-- Start of Exercise input --

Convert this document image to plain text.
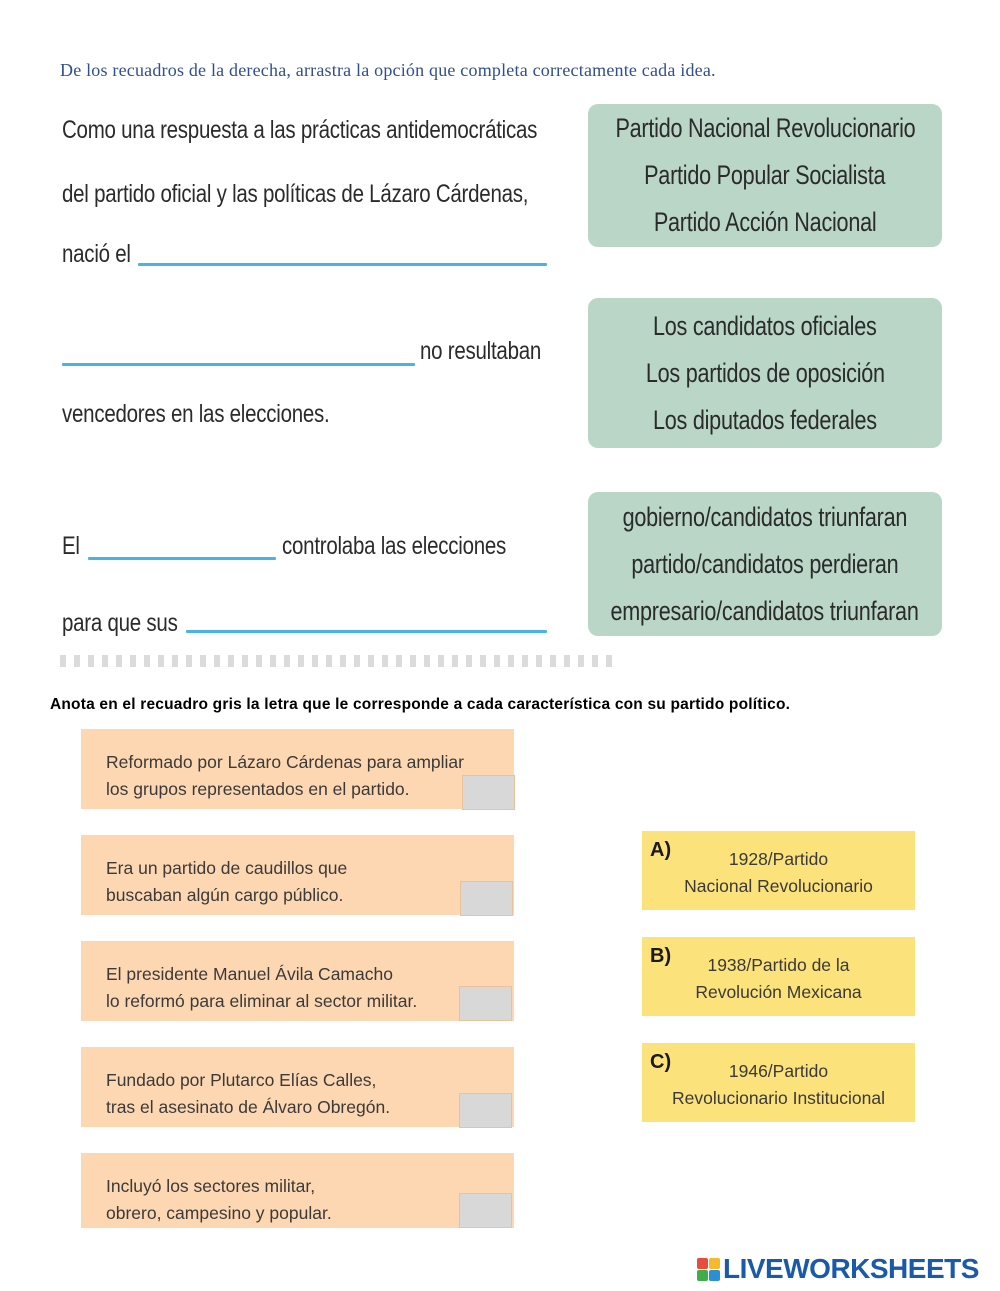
De los recuadros de la derecha, arrastra la opción que completa correctamente cada idea.
Como una respuesta a las prácticas antidemocráticas
del partido oficial y las políticas de Lázaro Cárdenas,
nació el
no resultaban
vencedores en las elecciones.
El	controlaba las elecciones
para que sus
Partido Nacional Revolucionario
Partido Popular Socialista
Partido Acción Nacional
Los candidatos oficiales
Los partidos de oposición
Los diputados federales
gobierno/candidatos triunfaran
partido/candidatos perdieran
empresario/candidatos triunfaran
Anota en el recuadro gris la letra que le corresponde a cada característica con su partido político.
Reformado por Lázaro Cárdenas para ampliar
los grupos representados en el partido.
Era un partido de caudillos que
buscaban algún cargo público.
El presidente Manuel Ávila Camacho
lo reformó para eliminar al sector militar.
Fundado por Plutarco Elías Calles,
tras el asesinato de Álvaro Obregón.
Incluyó los sectores militar,
obrero, campesino y popular.
A)	1928/Partido
Nacional Revolucionario
B)	1938/Partido de la
Revolución Mexicana
C)	1946/Partido
Revolucionario Institucional
LIVEWORKSHEETS
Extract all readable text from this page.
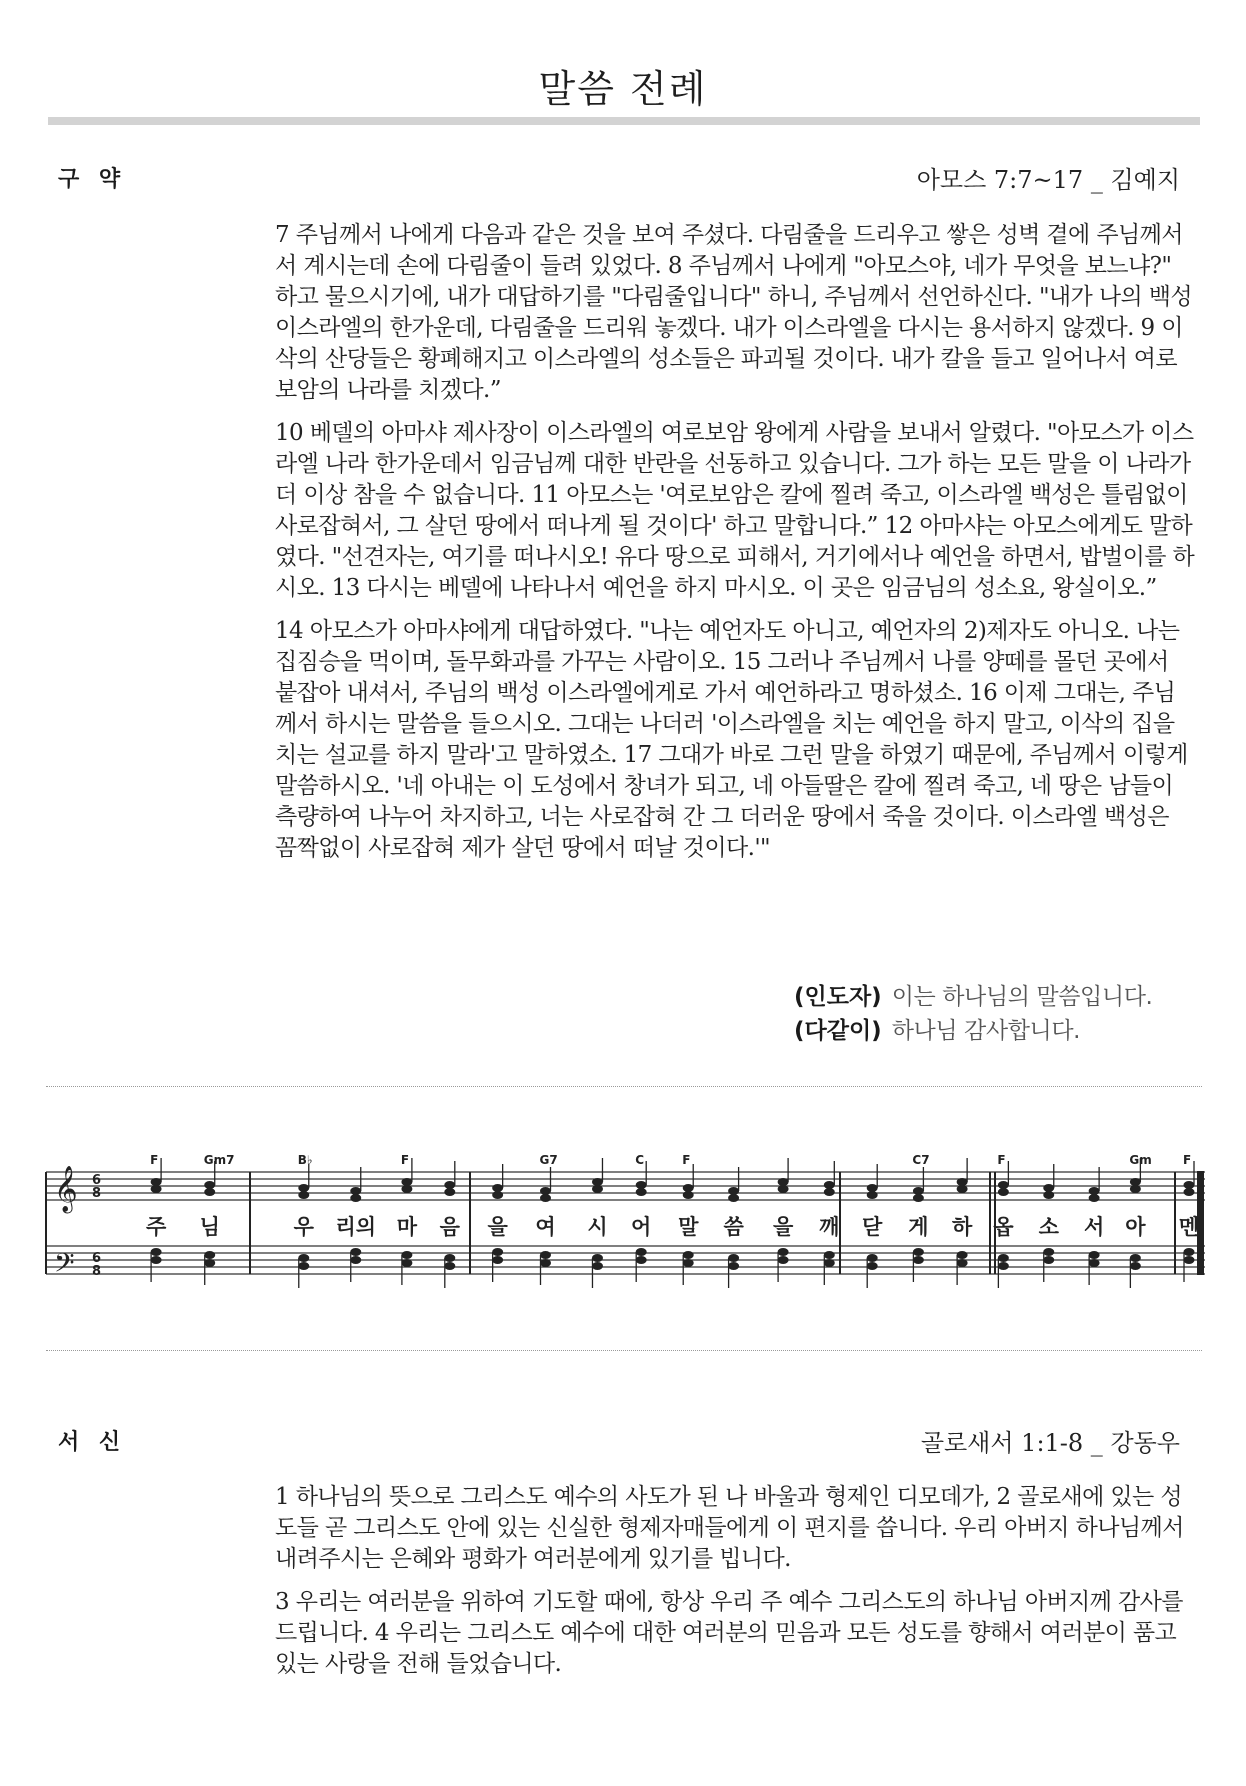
말씀 전례
구 약	아모스 7:7~17 _ 김예지

7 주님께서 나에게 다음과 같은 것을 보여 주셨다. 다림줄을 드리우고 쌓은 성벽 곁에 주님께서 서 계시는데 손에 다림줄이 들려 있었다. 8 주님께서 나에게 "아모스야, 네가 무엇을 보느냐?" 하고 물으시기에, 내가 대답하기를 "다림줄입니다" 하니, 주님께서 선언하신다. "내가 나의 백성 이스라엘의 한가운데, 다림줄을 드리워 놓겠다. 내가 이스라엘을 다시는 용서하지 않겠다. 9 이삭의 산당들은 황폐해지고 이스라엘의 성소들은 파괴될 것이다. 내가 칼을 들고 일어나서 여로보암의 나라를 치겠다.”

10 베델의 아마샤 제사장이 이스라엘의 여로보암 왕에게 사람을 보내서 알렸다. "아모스가 이스라엘 나라 한가운데서 임금님께 대한 반란을 선동하고 있습니다. 그가 하는 모든 말을 이 나라가 더 이상 참을 수 없습니다. 11 아모스는 '여로보암은 칼에 찔려 죽고, 이스라엘 백성은 틀림없이 사로잡혀서, 그 살던 땅에서 떠나게 될 것이다' 하고 말합니다.” 12 아마샤는 아모스에게도 말하였다. "선견자는, 여기를 떠나시오! 유다 땅으로 피해서, 거기에서나 예언을 하면서, 밥벌이를 하시오. 13 다시는 베델에 나타나서 예언을 하지 마시오. 이 곳은 임금님의 성소요, 왕실이오.”

14 아모스가 아마샤에게 대답하였다. "나는 예언자도 아니고, 예언자의 2)제자도 아니오. 나는 집짐승을 먹이며, 돌무화과를 가꾸는 사람이오. 15 그러나 주님께서 나를 양떼를 몰던 곳에서 붙잡아 내셔서, 주님의 백성 이스라엘에게로 가서 예언하라고 명하셨소. 16 이제 그대는, 주님께서 하시는 말씀을 들으시오. 그대는 나더러 '이스라엘을 치는 예언을 하지 말고, 이삭의 집을 치는 설교를 하지 말라'고 말하였소. 17 그대가 바로 그런 말을 하였기 때문에, 주님께서 이렇게 말씀하시오. '네 아내는 이 도성에서 창녀가 되고, 네 아들딸은 칼에 찔려 죽고, 네 땅은 남들이 측량하여 나누어 차지하고, 너는 사로잡혀 간 그 더러운 땅에서 죽을 것이다. 이스라엘 백성은 꼼짝없이 사로잡혀 제가 살던 땅에서 떠날 것이다.'"

(인도자) 이는 하나님의 말씀입니다.
(다같이) 하나님 감사합니다.
F	Gm7	B♭	F	G7	C	F	C7	F	Gm	F
주 님	우 리의 마 음 을 여 시 어 말 씀 을 깨 닫 게 하 옵 소 서 아 멘
𝄞
𝄢
6
8
6
8
서 신	골로새서 1:1-8 _ 강동우

1 하나님의 뜻으로 그리스도 예수의 사도가 된 나 바울과 형제인 디모데가, 2 골로새에 있는 성도들 곧 그리스도 안에 있는 신실한 형제자매들에게 이 편지를 씁니다. 우리 아버지 하나님께서 내려주시는 은혜와 평화가 여러분에게 있기를 빕니다.

3 우리는 여러분을 위하여 기도할 때에, 항상 우리 주 예수 그리스도의 하나님 아버지께 감사를 드립니다. 4 우리는 그리스도 예수에 대한 여러분의 믿음과 모든 성도를 향해서 여러분이 품고 있는 사랑을 전해 들었습니다.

-- End of Exercise input --

■ **Required task**: Go over the records above and tally each line that includes "Revolucionario". Give the total by itself.

■ **Correct response**: 3